Goal.
Extract all lines from the data beneath that include the word "używać".

Dataset excerpts.
:::
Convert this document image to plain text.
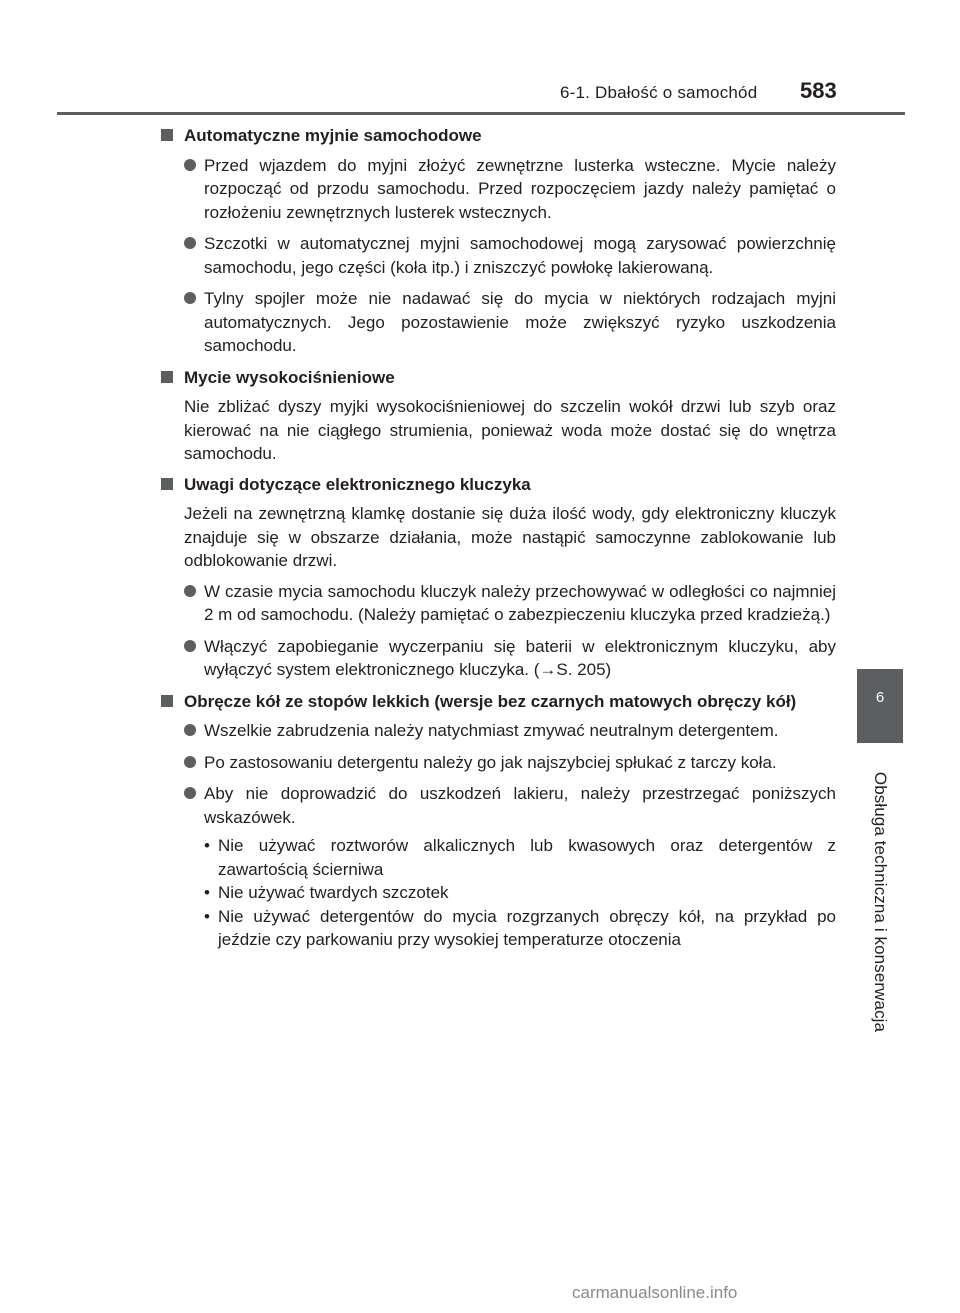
6-1. Dbałość o samochód 583
6
Obsługa techniczna i konserwacja
Automatyczne myjnie samochodowe
Przed wjazdem do myjni złożyć zewnętrzne lusterka wsteczne. Mycie należy rozpocząć od przodu samochodu. Przed rozpoczęciem jazdy należy pamiętać o rozłożeniu zewnętrznych lusterek wstecznych.
Szczotki w automatycznej myjni samochodowej mogą zarysować powierzchnię samochodu, jego części (koła itp.) i zniszczyć powłokę lakierowaną.
Tylny spojler może nie nadawać się do mycia w niektórych rodzajach myjni automatycznych. Jego pozostawienie może zwiększyć ryzyko uszkodzenia samochodu.
Mycie wysokociśnieniowe
Nie zbliżać dyszy myjki wysokociśnieniowej do szczelin wokół drzwi lub szyb oraz kierować na nie ciągłego strumienia, ponieważ woda może dostać się do wnętrza samochodu.
Uwagi dotyczące elektronicznego kluczyka
Jeżeli na zewnętrzną klamkę dostanie się duża ilość wody, gdy elektroniczny kluczyk znajduje się w obszarze działania, może nastąpić samoczynne zablokowanie lub odblokowanie drzwi.
W czasie mycia samochodu kluczyk należy przechowywać w odległości co najmniej 2 m od samochodu. (Należy pamiętać o zabezpieczeniu kluczyka przed kradzieżą.)
Włączyć zapobieganie wyczerpaniu się baterii w elektronicznym kluczyku, aby wyłączyć system elektronicznego kluczyka. (→S. 205)
Obręcze kół ze stopów lekkich (wersje bez czarnych matowych obręczy kół)
Wszelkie zabrudzenia należy natychmiast zmywać neutralnym detergentem.
Po zastosowaniu detergentu należy go jak najszybciej spłukać z tarczy koła.
Aby nie doprowadzić do uszkodzeń lakieru, należy przestrzegać poniższych wskazówek.
• Nie używać roztworów alkalicznych lub kwasowych oraz detergentów z zawartością ścierniwa
• Nie używać twardych szczotek
• Nie używać detergentów do mycia rozgrzanych obręczy kół, na przykład po jeździe czy parkowaniu przy wysokiej temperaturze otoczenia
carmanualsonline.info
:::
Exercise output.
• Nie używać roztworów alkalicznych lub kwasowych oraz detergentów z zawartością ścierniwa
• Nie używać twardych szczotek
• Nie używać detergentów do mycia rozgrzanych obręczy kół, na przykład po jeździe czy parkowaniu przy wysokiej temperaturze otoczenia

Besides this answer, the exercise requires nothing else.